<<<<
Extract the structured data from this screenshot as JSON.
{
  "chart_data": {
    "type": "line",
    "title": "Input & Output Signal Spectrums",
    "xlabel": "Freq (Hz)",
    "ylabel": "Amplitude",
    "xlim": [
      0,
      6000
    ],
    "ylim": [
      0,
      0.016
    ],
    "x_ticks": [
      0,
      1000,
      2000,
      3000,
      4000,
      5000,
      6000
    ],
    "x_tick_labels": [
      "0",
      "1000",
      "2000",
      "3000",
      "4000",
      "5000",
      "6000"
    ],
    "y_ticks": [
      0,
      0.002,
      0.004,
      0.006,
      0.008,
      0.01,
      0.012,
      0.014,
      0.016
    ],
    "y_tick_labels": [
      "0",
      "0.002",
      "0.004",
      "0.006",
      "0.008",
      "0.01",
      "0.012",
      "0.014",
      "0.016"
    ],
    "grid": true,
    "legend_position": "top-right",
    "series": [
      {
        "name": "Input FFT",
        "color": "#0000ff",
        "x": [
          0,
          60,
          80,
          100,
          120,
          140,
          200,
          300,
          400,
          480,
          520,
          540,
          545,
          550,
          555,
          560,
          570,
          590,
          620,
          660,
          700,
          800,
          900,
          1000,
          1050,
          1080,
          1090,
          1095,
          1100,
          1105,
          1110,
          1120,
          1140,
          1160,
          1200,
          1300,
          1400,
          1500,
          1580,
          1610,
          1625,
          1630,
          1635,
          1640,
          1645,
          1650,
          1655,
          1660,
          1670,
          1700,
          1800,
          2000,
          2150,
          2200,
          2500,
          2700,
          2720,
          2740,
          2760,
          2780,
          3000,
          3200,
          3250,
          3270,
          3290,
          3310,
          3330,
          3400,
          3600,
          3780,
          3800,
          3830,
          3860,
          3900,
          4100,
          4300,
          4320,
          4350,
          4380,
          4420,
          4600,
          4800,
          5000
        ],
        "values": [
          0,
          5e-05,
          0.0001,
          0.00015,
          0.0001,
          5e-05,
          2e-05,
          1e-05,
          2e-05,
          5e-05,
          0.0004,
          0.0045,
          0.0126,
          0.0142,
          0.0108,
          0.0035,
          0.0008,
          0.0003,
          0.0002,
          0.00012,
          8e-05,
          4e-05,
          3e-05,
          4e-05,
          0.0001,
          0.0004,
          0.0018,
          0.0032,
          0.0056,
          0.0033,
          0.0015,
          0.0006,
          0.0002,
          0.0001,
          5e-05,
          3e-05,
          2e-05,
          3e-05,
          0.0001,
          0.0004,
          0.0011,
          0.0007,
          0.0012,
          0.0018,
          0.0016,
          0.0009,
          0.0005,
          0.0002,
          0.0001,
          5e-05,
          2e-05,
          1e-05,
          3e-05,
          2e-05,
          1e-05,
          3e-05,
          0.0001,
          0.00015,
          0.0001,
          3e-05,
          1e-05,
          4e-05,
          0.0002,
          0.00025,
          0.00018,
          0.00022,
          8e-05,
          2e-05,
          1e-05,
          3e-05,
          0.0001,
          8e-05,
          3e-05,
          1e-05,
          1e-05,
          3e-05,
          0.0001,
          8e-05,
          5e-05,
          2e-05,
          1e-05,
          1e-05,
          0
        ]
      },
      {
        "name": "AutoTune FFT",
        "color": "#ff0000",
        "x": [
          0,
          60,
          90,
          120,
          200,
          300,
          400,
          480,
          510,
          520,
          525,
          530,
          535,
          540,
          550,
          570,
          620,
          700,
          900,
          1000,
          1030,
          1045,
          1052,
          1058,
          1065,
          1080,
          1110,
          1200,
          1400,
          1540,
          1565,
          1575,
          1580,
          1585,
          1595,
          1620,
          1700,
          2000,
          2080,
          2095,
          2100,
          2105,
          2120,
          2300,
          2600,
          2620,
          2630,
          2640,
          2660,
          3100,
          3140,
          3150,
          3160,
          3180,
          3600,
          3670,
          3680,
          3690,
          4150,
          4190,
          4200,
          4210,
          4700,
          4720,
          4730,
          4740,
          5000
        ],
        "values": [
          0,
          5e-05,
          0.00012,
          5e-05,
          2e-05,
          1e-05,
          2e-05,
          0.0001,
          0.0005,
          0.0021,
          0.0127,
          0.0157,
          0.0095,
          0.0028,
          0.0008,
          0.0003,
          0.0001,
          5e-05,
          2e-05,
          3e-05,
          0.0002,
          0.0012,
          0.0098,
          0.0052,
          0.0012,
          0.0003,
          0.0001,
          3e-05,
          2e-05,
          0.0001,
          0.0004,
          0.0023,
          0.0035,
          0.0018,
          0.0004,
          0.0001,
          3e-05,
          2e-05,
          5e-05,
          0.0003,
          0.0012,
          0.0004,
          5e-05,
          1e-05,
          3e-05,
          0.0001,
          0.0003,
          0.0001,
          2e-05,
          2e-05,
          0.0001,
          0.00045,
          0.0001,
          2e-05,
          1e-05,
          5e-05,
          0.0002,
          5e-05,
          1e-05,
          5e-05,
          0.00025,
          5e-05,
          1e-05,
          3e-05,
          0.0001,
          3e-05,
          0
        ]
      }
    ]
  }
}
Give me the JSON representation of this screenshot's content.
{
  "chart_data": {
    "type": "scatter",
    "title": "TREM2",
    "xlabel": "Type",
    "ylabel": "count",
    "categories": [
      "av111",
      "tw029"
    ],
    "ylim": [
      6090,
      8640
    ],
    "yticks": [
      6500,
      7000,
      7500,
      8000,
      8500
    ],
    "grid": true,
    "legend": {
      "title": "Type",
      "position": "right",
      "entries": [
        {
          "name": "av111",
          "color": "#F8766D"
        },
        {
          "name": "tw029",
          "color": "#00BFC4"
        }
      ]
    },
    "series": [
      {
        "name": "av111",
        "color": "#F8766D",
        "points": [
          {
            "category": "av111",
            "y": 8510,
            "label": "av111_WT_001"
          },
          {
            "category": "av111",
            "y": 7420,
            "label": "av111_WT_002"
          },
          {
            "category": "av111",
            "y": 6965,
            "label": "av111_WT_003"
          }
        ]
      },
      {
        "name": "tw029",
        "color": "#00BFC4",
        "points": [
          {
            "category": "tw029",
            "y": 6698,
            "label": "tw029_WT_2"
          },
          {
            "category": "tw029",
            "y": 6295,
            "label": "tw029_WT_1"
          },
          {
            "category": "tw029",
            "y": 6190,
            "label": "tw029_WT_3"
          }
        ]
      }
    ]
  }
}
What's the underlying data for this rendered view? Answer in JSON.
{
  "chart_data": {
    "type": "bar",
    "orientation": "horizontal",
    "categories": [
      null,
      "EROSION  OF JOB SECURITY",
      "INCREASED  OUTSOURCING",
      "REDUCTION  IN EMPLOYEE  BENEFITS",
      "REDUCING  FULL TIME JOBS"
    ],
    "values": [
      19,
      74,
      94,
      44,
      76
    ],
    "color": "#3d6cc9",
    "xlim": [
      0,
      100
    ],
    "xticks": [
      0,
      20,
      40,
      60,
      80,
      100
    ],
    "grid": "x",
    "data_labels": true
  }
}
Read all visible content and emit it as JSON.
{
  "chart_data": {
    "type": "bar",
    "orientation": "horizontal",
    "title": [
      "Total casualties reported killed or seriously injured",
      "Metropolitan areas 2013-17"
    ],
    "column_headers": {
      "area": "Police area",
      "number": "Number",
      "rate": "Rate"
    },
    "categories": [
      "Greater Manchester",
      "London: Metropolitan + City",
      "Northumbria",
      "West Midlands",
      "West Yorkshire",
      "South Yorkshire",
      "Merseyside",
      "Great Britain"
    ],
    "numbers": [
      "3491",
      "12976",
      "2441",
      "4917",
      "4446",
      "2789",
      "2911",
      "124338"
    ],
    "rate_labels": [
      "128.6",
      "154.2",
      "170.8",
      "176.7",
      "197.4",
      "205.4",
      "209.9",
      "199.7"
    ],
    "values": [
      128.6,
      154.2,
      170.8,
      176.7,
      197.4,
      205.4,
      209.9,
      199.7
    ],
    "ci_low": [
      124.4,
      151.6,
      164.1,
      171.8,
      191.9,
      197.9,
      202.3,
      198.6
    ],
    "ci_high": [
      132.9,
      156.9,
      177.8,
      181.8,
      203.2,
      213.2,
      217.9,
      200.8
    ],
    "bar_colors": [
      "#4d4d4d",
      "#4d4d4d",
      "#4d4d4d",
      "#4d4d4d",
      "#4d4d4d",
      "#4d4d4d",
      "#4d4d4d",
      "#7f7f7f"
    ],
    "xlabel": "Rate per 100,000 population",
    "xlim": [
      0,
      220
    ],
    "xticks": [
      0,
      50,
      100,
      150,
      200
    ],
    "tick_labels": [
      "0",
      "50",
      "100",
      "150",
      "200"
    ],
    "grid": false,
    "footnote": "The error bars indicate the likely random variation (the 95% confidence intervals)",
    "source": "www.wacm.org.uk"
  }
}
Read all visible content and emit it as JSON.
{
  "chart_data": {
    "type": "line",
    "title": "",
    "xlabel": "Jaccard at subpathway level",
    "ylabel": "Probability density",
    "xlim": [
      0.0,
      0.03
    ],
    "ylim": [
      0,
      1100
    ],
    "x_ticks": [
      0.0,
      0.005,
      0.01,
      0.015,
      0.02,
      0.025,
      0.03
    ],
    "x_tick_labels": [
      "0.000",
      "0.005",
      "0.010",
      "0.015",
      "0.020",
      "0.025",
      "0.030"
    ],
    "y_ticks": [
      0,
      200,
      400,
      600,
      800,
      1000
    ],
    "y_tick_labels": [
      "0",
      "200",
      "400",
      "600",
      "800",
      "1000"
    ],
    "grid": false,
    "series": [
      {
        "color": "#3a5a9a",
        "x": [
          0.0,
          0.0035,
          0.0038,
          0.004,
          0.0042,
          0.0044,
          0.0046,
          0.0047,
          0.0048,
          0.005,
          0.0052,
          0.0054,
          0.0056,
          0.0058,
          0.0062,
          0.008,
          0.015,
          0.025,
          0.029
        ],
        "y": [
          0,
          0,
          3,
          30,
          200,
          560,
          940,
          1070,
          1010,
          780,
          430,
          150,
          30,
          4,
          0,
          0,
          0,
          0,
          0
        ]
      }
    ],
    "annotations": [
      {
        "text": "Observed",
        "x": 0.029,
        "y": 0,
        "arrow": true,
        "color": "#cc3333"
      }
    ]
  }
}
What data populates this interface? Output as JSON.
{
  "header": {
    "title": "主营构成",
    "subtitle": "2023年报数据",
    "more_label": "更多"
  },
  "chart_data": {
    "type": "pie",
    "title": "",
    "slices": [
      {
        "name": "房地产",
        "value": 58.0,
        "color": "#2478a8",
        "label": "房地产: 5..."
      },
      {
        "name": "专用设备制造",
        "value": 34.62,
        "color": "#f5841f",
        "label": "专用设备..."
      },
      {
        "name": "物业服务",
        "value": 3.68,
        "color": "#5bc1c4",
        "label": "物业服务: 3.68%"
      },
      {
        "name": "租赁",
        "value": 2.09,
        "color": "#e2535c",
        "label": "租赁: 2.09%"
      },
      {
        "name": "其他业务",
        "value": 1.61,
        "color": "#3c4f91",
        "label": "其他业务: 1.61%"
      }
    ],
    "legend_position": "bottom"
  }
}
>>>>
In the entries above, how many lines hold the word "this"? State the number and nothing else.

4